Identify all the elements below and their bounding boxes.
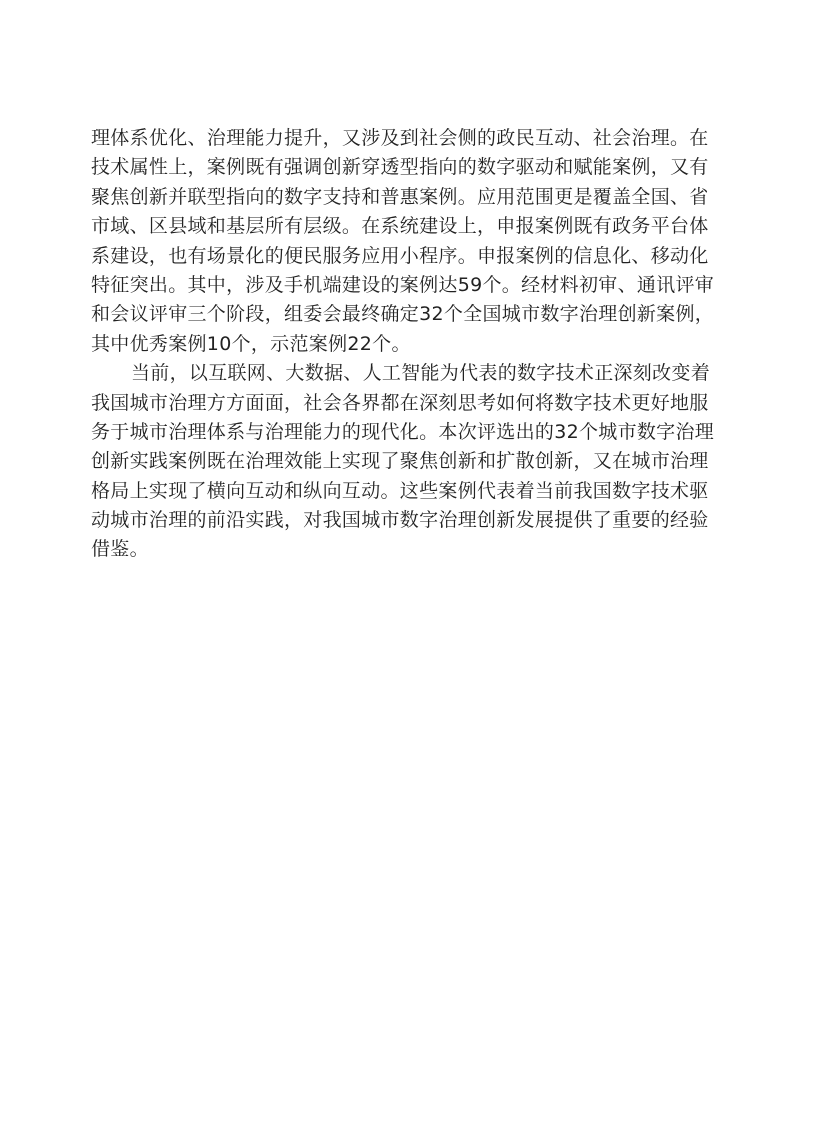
text-line: 借鉴。 <box>91 538 149 561</box>
paragraph-start-line: 当前，以互联网、大数据、人工智能为代表的数字技术正深刻改变着 <box>131 362 711 385</box>
text-line: 格局上实现了横向互动和纵向互动。这些案例代表着当前我国数字技术驱 <box>91 479 709 502</box>
text-line: 特征突出。其中，涉及手机端建设的案例达59个。经材料初审、通讯评审 <box>91 273 715 296</box>
text-line: 其中优秀案例10个，示范案例22个。 <box>91 332 411 355</box>
text-line: 理体系优化、治理能力提升，又涉及到社会侧的政民互动、社会治理。在 <box>91 127 709 149</box>
text-line: 技术属性上，案例既有强调创新穿透型指向的数字驱动和赋能案例，又有 <box>91 156 709 179</box>
text-line: 务于城市治理体系与治理能力的现代化。本次评选出的32个城市数字治理 <box>91 420 715 443</box>
text-line: 动城市治理的前沿实践，对我国城市数字治理创新发展提供了重要的经验 <box>91 509 709 532</box>
text-line: 我国城市治理方方面面，社会各界都在深刻思考如何将数字技术更好地服 <box>91 391 709 414</box>
text-line: 系建设，也有场景化的便民服务应用小程序。申报案例的信息化、移动化 <box>91 244 709 267</box>
text-line: 和会议评审三个阶段，组委会最终确定32个全国城市数字治理创新案例， <box>91 303 715 326</box>
body-text <box>91 124 751 565</box>
text-line: 市域、区县域和基层所有层级。在系统建设上，申报案例既有政务平台体 <box>91 215 709 238</box>
text-line: 创新实践案例既在治理效能上实现了聚焦创新和扩散创新，又在城市治理 <box>91 450 709 473</box>
text-line: 聚焦创新并联型指向的数字支持和普惠案例。应用范围更是覆盖全国、省 <box>91 185 709 208</box>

Directive
Turn the lines above into a numbered list, leaving out blank lines and any pictures.

Full output
1. Identify all the elements below and their bounding boxes.
2. text-line: 借鉴。 <box>91 538 149 561</box>
3. paragraph-start-line: 当前，以互联网、大数据、人工智能为代表的数字技术正深刻改变着 <box>131 362 711 385</box>
4. text-line: 格局上实现了横向互动和纵向互动。这些案例代表着当前我国数字技术驱 <box>91 479 709 502</box>
5. text-line: 特征突出。其中，涉及手机端建设的案例达59个。经材料初审、通讯评审 <box>91 273 715 296</box>
6. text-line: 其中优秀案例10个，示范案例22个。 <box>91 332 411 355</box>
7. text-line: 理体系优化、治理能力提升，又涉及到社会侧的政民互动、社会治理。在 <box>91 127 709 149</box>
8. text-line: 技术属性上，案例既有强调创新穿透型指向的数字驱动和赋能案例，又有 <box>91 156 709 179</box>
9. text-line: 务于城市治理体系与治理能力的现代化。本次评选出的32个城市数字治理 <box>91 420 715 443</box>
10. text-line: 动城市治理的前沿实践，对我国城市数字治理创新发展提供了重要的经验 <box>91 509 709 532</box>
11. text-line: 我国城市治理方方面面，社会各界都在深刻思考如何将数字技术更好地服 <box>91 391 709 414</box>
12. text-line: 系建设，也有场景化的便民服务应用小程序。申报案例的信息化、移动化 <box>91 244 709 267</box>
13. text-line: 和会议评审三个阶段，组委会最终确定32个全国城市数字治理创新案例， <box>91 303 715 326</box>
14. body-text <box>91 124 751 565</box>
15. text-line: 市域、区县域和基层所有层级。在系统建设上，申报案例既有政务平台体 <box>91 215 709 238</box>
16. text-line: 创新实践案例既在治理效能上实现了聚焦创新和扩散创新，又在城市治理 <box>91 450 709 473</box>
17. text-line: 聚焦创新并联型指向的数字支持和普惠案例。应用范围更是覆盖全国、省 <box>91 185 709 208</box>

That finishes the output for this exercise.